▸ **What the task asks**
Gather up the lines with the word "是多音字" in them.

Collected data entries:
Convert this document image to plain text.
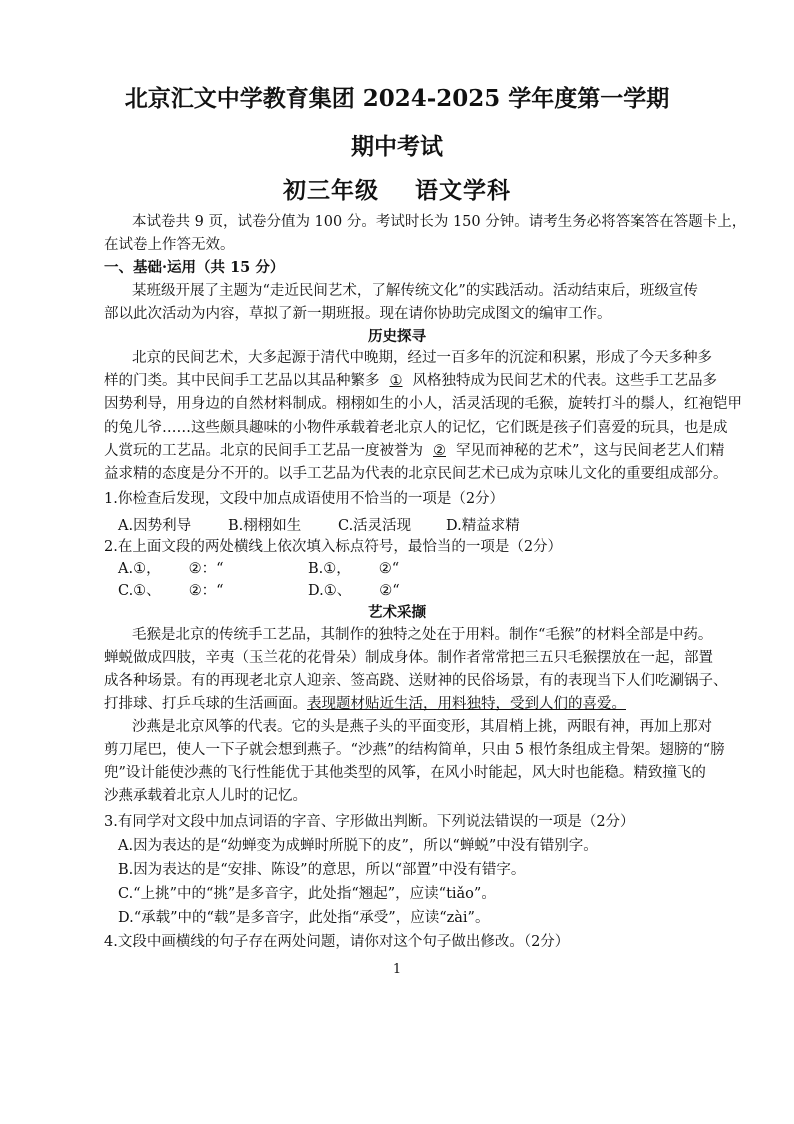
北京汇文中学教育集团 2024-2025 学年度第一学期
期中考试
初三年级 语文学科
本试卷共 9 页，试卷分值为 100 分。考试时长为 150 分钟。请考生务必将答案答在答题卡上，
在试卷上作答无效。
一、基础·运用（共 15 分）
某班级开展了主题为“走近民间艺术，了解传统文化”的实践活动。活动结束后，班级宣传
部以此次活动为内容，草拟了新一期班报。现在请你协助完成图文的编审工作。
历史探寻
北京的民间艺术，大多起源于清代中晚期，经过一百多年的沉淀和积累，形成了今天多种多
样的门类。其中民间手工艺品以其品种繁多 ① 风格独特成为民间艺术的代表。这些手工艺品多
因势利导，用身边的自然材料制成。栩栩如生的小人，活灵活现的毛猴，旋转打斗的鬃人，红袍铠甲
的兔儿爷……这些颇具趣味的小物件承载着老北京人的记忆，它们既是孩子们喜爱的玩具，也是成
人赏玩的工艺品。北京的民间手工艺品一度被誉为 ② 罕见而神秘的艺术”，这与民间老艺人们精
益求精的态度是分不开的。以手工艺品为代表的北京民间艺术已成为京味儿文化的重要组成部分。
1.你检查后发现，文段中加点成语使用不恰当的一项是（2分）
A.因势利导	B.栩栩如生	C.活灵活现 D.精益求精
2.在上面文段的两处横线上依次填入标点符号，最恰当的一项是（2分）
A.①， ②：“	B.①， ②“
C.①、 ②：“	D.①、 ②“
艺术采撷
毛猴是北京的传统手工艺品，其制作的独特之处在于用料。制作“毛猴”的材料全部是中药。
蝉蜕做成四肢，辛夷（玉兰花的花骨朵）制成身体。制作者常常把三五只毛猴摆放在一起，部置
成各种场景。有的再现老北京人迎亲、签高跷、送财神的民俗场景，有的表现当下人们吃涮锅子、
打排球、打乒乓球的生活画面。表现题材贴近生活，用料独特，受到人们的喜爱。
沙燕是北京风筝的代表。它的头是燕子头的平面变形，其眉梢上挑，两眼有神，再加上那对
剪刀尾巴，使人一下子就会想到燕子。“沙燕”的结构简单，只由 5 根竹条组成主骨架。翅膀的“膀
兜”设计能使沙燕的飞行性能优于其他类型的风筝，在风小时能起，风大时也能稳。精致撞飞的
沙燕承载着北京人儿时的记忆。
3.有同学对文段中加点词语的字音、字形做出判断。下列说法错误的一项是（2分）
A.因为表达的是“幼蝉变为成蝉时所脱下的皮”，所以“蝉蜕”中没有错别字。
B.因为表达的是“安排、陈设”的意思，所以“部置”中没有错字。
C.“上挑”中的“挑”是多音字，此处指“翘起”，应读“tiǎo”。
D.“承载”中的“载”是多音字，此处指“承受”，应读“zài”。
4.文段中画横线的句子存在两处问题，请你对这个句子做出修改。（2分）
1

▸ **Exercise output**
C.“上挑”中的“挑”是多音字，此处指“翘起”，应读“tiǎo”。
D.“承载”中的“载”是多音字，此处指“承受”，应读“zài”。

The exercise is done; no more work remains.